Exercise task:
Pictures do not belong in the copy; transcribe everything else in the records exactly.

Records to use:
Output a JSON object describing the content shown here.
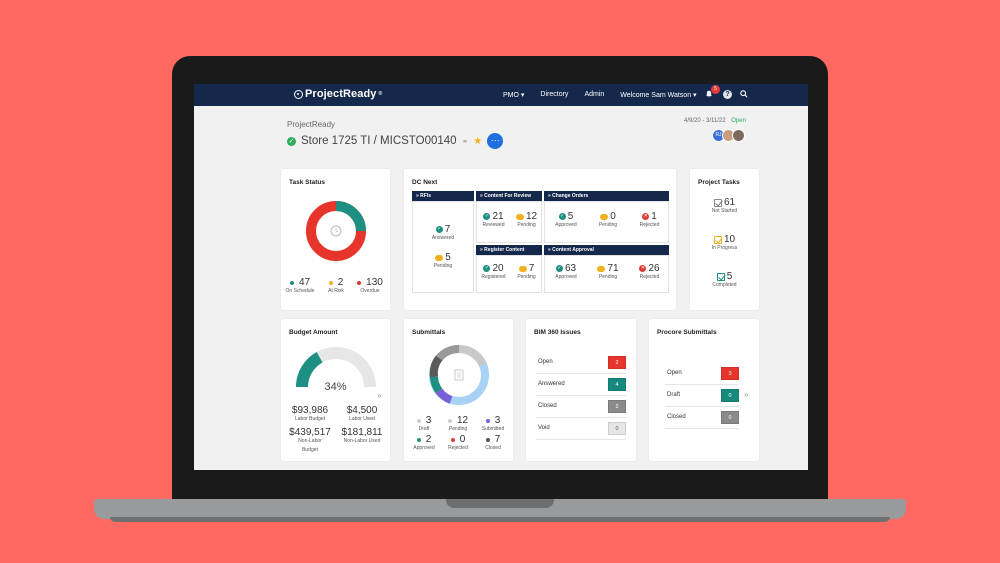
{
  "nav": {
    "logo": "ProjectReady",
    "logo_mark": "®",
    "links": [
      "PMO",
      "Directory",
      "Admin",
      "Welcome Sam Watson"
    ],
    "pmo_caret": "▾",
    "user_caret": "▾",
    "notification_count": "5"
  },
  "header": {
    "breadcrumb": "ProjectReady",
    "title": "Store 1725 TI / MICSTO00140",
    "dates": "4/9/20 - 3/11/22",
    "status": "Open",
    "avatar_initials": "RJ"
  },
  "task_status": {
    "title": "Task Status",
    "stats": [
      {
        "value": "47",
        "label": "On Schedule",
        "color": "#1d8f83"
      },
      {
        "value": "2",
        "label": "At Risk",
        "color": "#f2b01e"
      },
      {
        "value": "130",
        "label": "Overdue",
        "color": "#e03b32"
      }
    ]
  },
  "dc_next": {
    "title": "DC Next",
    "rfis": {
      "header": "RFIs",
      "answered": "7",
      "answered_label": "Answered",
      "pending": "5",
      "pending_label": "Pending"
    },
    "content_for_review": {
      "header": "Content For Review",
      "reviewed": "21",
      "reviewed_label": "Reviewed",
      "pending": "12",
      "pending_label": "Pending"
    },
    "change_orders": {
      "header": "Change Orders",
      "approved": "5",
      "approved_label": "Approved",
      "pending": "0",
      "pending_label": "Pending",
      "rejected": "1",
      "rejected_label": "Rejected"
    },
    "register_content": {
      "header": "Register Content",
      "registered": "20",
      "registered_label": "Registered",
      "pending": "7",
      "pending_label": "Pending"
    },
    "content_approval": {
      "header": "Content Approval",
      "approved": "63",
      "approved_label": "Approved",
      "pending": "71",
      "pending_label": "Pending",
      "rejected": "26",
      "rejected_label": "Rejected"
    }
  },
  "project_tasks": {
    "title": "Project Tasks",
    "items": [
      {
        "value": "61",
        "label": "Not Started",
        "color": "#777777"
      },
      {
        "value": "10",
        "label": "In Progress",
        "color": "#f2b01e"
      },
      {
        "value": "5",
        "label": "Completed",
        "color": "#1d8f83"
      }
    ]
  },
  "budget": {
    "title": "Budget Amount",
    "percent": "34%",
    "percent_value": 34,
    "labor_budget": "$93,986",
    "labor_budget_label": "Labor Budget",
    "labor_used": "$4,500",
    "labor_used_label": "Labor Used",
    "nonlabor_budget": "$439,517",
    "nonlabor_budget_label_1": "Non-Labor",
    "nonlabor_budget_label_2": "Budget",
    "nonlabor_used": "$181,811",
    "nonlabor_used_label": "Non-Labor Used"
  },
  "submittals": {
    "title": "Submittals",
    "stats": [
      {
        "value": "3",
        "label": "Draft",
        "color": "#cccccc"
      },
      {
        "value": "12",
        "label": "Pending",
        "color": "#cccccc"
      },
      {
        "value": "3",
        "label": "Submitted",
        "color": "#7b5fd6"
      },
      {
        "value": "2",
        "label": "Approved",
        "color": "#1d8f83"
      },
      {
        "value": "0",
        "label": "Rejected",
        "color": "#e03b32"
      },
      {
        "value": "7",
        "label": "Closed",
        "color": "#555555"
      }
    ]
  },
  "bim360": {
    "title": "BIM 360 Issues",
    "rows": [
      {
        "label": "Open",
        "value": "2",
        "bg": "#e8352c",
        "fg": "#ffffff"
      },
      {
        "label": "Answered",
        "value": "4",
        "bg": "#17897d",
        "fg": "#ffffff"
      },
      {
        "label": "Closed",
        "value": "2",
        "bg": "#8a8a8a",
        "fg": "#ffffff"
      },
      {
        "label": "Void",
        "value": "0",
        "bg": "#e6e6e6",
        "fg": "#555555"
      }
    ]
  },
  "procore": {
    "title": "Procore Submittals",
    "rows": [
      {
        "label": "Open",
        "value": "3",
        "bg": "#e8352c",
        "fg": "#ffffff"
      },
      {
        "label": "Draft",
        "value": "0",
        "bg": "#17897d",
        "fg": "#ffffff"
      },
      {
        "label": "Closed",
        "value": "0",
        "bg": "#8a8a8a",
        "fg": "#ffffff"
      }
    ]
  }
}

Result of the exercise:
Output a JSON object describing the content shown here.
{
  "nav": {
    "logo": "ProjectReady",
    "logo_mark": "®",
    "links": [
      "PMO",
      "Directory",
      "Admin",
      "Welcome Sam Watson"
    ],
    "pmo_caret": "▾",
    "user_caret": "▾",
    "notification_count": "5"
  },
  "header": {
    "breadcrumb": "ProjectReady",
    "title": "Store 1725 TI / MICSTO00140",
    "dates": "4/9/20 - 3/11/22",
    "status": "Open",
    "avatar_initials": "RJ"
  },
  "task_status": {
    "title": "Task Status",
    "stats": [
      {
        "value": "47",
        "label": "On Schedule",
        "color": "#1d8f83"
      },
      {
        "value": "2",
        "label": "At Risk",
        "color": "#f2b01e"
      },
      {
        "value": "130",
        "label": "Overdue",
        "color": "#e03b32"
      }
    ]
  },
  "dc_next": {
    "title": "DC Next",
    "rfis": {
      "header": "RFIs",
      "answered": "7",
      "answered_label": "Answered",
      "pending": "5",
      "pending_label": "Pending"
    },
    "content_for_review": {
      "header": "Content For Review",
      "reviewed": "21",
      "reviewed_label": "Reviewed",
      "pending": "12",
      "pending_label": "Pending"
    },
    "change_orders": {
      "header": "Change Orders",
      "approved": "5",
      "approved_label": "Approved",
      "pending": "0",
      "pending_label": "Pending",
      "rejected": "1",
      "rejected_label": "Rejected"
    },
    "register_content": {
      "header": "Register Content",
      "registered": "20",
      "registered_label": "Registered",
      "pending": "7",
      "pending_label": "Pending"
    },
    "content_approval": {
      "header": "Content Approval",
      "approved": "63",
      "approved_label": "Approved",
      "pending": "71",
      "pending_label": "Pending",
      "rejected": "26",
      "rejected_label": "Rejected"
    }
  },
  "project_tasks": {
    "title": "Project Tasks",
    "items": [
      {
        "value": "61",
        "label": "Not Started",
        "color": "#777777"
      },
      {
        "value": "10",
        "label": "In Progress",
        "color": "#f2b01e"
      },
      {
        "value": "5",
        "label": "Completed",
        "color": "#1d8f83"
      }
    ]
  },
  "budget": {
    "title": "Budget Amount",
    "percent": "34%",
    "percent_value": 34,
    "labor_budget": "$93,986",
    "labor_budget_label": "Labor Budget",
    "labor_used": "$4,500",
    "labor_used_label": "Labor Used",
    "nonlabor_budget": "$439,517",
    "nonlabor_budget_label_1": "Non-Labor",
    "nonlabor_budget_label_2": "Budget",
    "nonlabor_used": "$181,811",
    "nonlabor_used_label": "Non-Labor Used"
  },
  "submittals": {
    "title": "Submittals",
    "stats": [
      {
        "value": "3",
        "label": "Draft",
        "color": "#cccccc"
      },
      {
        "value": "12",
        "label": "Pending",
        "color": "#cccccc"
      },
      {
        "value": "3",
        "label": "Submitted",
        "color": "#7b5fd6"
      },
      {
        "value": "2",
        "label": "Approved",
        "color": "#1d8f83"
      },
      {
        "value": "0",
        "label": "Rejected",
        "color": "#e03b32"
      },
      {
        "value": "7",
        "label": "Closed",
        "color": "#555555"
      }
    ]
  },
  "bim360": {
    "title": "BIM 360 Issues",
    "rows": [
      {
        "label": "Open",
        "value": "2",
        "bg": "#e8352c",
        "fg": "#ffffff"
      },
      {
        "label": "Answered",
        "value": "4",
        "bg": "#17897d",
        "fg": "#ffffff"
      },
      {
        "label": "Closed",
        "value": "2",
        "bg": "#8a8a8a",
        "fg": "#ffffff"
      },
      {
        "label": "Void",
        "value": "0",
        "bg": "#e6e6e6",
        "fg": "#555555"
      }
    ]
  },
  "procore": {
    "title": "Procore Submittals",
    "rows": [
      {
        "label": "Open",
        "value": "3",
        "bg": "#e8352c",
        "fg": "#ffffff"
      },
      {
        "label": "Draft",
        "value": "0",
        "bg": "#17897d",
        "fg": "#ffffff"
      },
      {
        "label": "Closed",
        "value": "0",
        "bg": "#8a8a8a",
        "fg": "#ffffff"
      }
    ]
  }
}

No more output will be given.